- [Exercise]: Would you retype all of these records exactly?

- [Input for this task]:

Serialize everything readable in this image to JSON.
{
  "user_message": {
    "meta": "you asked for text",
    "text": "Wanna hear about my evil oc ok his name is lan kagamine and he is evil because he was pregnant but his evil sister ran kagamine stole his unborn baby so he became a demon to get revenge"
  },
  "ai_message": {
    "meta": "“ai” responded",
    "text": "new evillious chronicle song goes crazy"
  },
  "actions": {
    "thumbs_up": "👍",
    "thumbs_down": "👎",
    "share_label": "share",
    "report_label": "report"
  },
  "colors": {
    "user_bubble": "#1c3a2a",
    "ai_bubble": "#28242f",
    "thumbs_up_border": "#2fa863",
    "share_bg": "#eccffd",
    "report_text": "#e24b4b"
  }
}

- [Written response]:
Serialize everything readable in this image to JSON.
{
  "user_message": {
    "meta": "you asked for text",
    "text": "Wanna hear about my evil oc ok his name is lan kagamine and he is evil because he was pregnant but his evil sister ran kagamine stole his unborn baby so he became a demon to get revenge"
  },
  "ai_message": {
    "meta": "“ai” responded",
    "text": "new evillious chronicle song goes crazy"
  },
  "actions": {
    "thumbs_up": "👍",
    "thumbs_down": "👎",
    "share_label": "share",
    "report_label": "report"
  },
  "colors": {
    "user_bubble": "#1c3a2a",
    "ai_bubble": "#28242f",
    "thumbs_up_border": "#2fa863",
    "share_bg": "#eccffd",
    "report_text": "#e24b4b"
  }
}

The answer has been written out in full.